***** EXTRAIT DU DOCUMENT

Safia Nolin a fait honneur à son deuxième album de compositions, «Dans le noir», dans un spectacle fort bien monté et visuellement soigné, où la complicité avec son guitariste Joseph Marchand ne s’est pas démentie.

Safia qui rit, Safia qui pleure

CRITIQUE / Il y a deux Safia Nolin. La première a le don de nous bouleverser avec ses chansons tristes. La deuxième, par son naturel désarmant, fait souvent crouler son public de rire lorsqu’elle s’adresse à lui. Les deux étaient en grande forme, samedi soir au Grand Théâtre, pour la rentrée dans la capitale de l’auteure-compositrice-interprète.

Celle qui a poussé à Limoilou (plusieurs de ses collègues musiciens de Québec étaient d’ailleurs présents pour cette première) a lancé il y a quelques semaines son deuxième album de compositions, le bien nommé Dans le noir. Elle lui a fait honneur, samedi, dans un spectacle fort bien monté et visuellement soigné, où la complicité avec son guitariste Joseph Marchand ne s’est pas démentie.

Avec cinq pyramides en miroir pour décor, Nolin a lancé le bal cachée sous un drap, entonnant justement Miroir dans une sorte de pied de nez à tous les trolls qui l’ont attaquée à propos de son apparence physique dans les dernières années. La voix forte et une vulnérabilité assumée (elle y chante tout de même «je sais que c’est moi la plus laide»), le ton était donné. Dans le même ordre d’idées, elle chantera plus tard La laideur, tirée du premier album, dos au public et inondée d’une lumière la réduisant à une silhouette. Très bel effet.

**********
***** DONNÉES À EXAMINER

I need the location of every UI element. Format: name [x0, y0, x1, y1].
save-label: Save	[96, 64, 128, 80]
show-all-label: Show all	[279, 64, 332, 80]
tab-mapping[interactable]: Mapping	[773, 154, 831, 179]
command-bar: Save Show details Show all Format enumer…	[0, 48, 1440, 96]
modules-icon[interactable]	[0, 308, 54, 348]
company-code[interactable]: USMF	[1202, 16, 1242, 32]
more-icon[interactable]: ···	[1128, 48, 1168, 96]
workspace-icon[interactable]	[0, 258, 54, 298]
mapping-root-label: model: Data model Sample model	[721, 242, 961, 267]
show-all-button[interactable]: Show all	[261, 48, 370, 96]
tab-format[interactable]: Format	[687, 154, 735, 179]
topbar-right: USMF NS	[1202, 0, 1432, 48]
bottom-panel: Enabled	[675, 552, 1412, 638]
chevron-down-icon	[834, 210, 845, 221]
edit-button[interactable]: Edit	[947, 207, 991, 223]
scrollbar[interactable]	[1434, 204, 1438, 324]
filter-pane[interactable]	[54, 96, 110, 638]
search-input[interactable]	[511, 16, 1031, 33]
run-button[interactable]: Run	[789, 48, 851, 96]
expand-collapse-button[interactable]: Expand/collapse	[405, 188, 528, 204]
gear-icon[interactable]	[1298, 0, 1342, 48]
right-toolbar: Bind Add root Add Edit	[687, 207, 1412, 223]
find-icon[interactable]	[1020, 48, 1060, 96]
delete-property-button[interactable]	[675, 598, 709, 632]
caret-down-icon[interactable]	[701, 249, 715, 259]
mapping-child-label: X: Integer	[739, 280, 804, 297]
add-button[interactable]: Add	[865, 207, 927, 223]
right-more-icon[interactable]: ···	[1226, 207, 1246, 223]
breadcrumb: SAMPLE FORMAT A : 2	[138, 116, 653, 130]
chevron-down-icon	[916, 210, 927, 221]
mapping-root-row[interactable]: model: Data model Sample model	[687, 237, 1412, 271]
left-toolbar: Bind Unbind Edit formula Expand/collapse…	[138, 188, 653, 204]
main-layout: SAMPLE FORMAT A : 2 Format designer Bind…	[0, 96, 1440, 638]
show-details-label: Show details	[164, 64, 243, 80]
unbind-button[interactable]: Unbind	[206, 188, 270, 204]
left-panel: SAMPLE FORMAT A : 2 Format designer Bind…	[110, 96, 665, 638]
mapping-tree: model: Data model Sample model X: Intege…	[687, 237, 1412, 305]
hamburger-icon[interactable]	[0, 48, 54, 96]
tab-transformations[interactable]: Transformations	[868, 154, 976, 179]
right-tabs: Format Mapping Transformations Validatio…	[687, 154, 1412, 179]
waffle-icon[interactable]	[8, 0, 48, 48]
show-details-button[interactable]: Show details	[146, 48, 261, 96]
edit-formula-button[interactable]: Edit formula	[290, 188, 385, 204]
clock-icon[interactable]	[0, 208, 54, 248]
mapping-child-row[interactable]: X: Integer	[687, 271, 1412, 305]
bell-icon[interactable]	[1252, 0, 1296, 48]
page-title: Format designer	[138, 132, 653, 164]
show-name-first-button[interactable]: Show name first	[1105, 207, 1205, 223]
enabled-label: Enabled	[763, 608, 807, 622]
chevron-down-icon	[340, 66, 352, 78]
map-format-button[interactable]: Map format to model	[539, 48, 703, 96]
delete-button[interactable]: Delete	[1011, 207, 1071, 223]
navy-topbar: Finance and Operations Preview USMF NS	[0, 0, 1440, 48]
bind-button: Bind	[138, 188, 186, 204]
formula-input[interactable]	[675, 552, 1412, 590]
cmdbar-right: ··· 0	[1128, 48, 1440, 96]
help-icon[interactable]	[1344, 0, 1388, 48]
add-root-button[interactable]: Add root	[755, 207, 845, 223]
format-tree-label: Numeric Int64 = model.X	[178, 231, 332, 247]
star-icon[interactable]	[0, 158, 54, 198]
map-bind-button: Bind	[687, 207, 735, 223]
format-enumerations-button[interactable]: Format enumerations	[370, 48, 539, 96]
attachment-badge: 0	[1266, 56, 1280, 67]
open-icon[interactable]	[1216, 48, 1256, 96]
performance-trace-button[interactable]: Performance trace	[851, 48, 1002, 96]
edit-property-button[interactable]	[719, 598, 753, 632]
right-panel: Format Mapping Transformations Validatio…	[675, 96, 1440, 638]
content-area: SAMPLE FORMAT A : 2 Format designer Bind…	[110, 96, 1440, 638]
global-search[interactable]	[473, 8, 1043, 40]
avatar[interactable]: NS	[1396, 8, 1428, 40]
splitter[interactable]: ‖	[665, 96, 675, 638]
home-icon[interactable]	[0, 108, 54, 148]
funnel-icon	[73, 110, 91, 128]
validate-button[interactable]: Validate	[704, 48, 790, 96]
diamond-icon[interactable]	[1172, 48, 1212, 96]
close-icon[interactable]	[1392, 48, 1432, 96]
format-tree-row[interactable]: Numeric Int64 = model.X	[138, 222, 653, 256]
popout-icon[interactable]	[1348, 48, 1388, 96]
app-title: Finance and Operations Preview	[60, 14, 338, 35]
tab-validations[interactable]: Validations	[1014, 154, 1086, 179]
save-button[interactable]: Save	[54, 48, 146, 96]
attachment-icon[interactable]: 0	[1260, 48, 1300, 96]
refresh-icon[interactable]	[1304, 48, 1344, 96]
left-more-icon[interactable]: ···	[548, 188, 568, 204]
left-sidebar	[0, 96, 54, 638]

**********

#### TÂCHES À RÉALISER:
1 > Imprimez le passage de la critique du spectacle de Safia Nolin qui va de « CRITIQUE / Il » jusqu'à « capitale de l’auteure-compositrice-interprète. » inclus.
2 > Poursuivez la critique du spectacle de Safia Nolin à la suite de sa dernière phrase.

#### RÉPONSES FOURNIES:
1 >
CRITIQUE / Il y a deux Safia Nolin. La première a le don de nous bouleverser avec ses chansons tristes. La deuxième, par son naturel désarmant, fait souvent crouler son public de rire lorsqu’elle s’adresse à lui. Les deux étaient en grande forme, samedi soir au Grand Théâtre, pour la rentrée dans la capitale de l’auteure-compositrice-interprète.

2 >
Parmi les moments forts, citons les touchantes livraisons de Belvédère et Les chemins, la visite éclair d’Ariel Engle le temps de cette Lesbian Break-up Song et La neige, qui s’est déployée dans une profusion de faisceaux lumineux. Notons au passage les reprises pas piquées des vers de Loadé comme un gun d’Éric Lapointe et de Belle, la locomotive de Notre-Dame de Paris censurée par Nolin, qui ne voulait pas chanter «la demoiselle serait-elle encore pucelle?». «Je trouve ça dégueulasse!» a-t-elle lancé avant de dénoncer Criminel, une autre chanson signée par Luc Plamondon et endisquée par Garou. «Ça fait rire personne, la pédophilie!» s’est-elle exclamée. La chicane a aussi eu droit à un hommage, impromptu, celui-là.

Au chapitre de la légèreté, la chanteuse allergique aux rappels a eu plus d’une occasion de dérider ses fans. Lors d’échanges décalés avec son complice Joseph Marchand, nous avons appris son amour des cœurs de palmier et celui qu’elle a surestimé du kimchi. Quand une spectatrice a lancé «le pot est légal, maintenant», Nolin a rétorqué du tac au tac que «c’est vraiment old news»! Et rappelant qu’elle avait été porte-parole de la Fête Arc-en-ciel, elle y est allée d’un «c’était malade, j’ai fait un speech après Régis!» bien senti.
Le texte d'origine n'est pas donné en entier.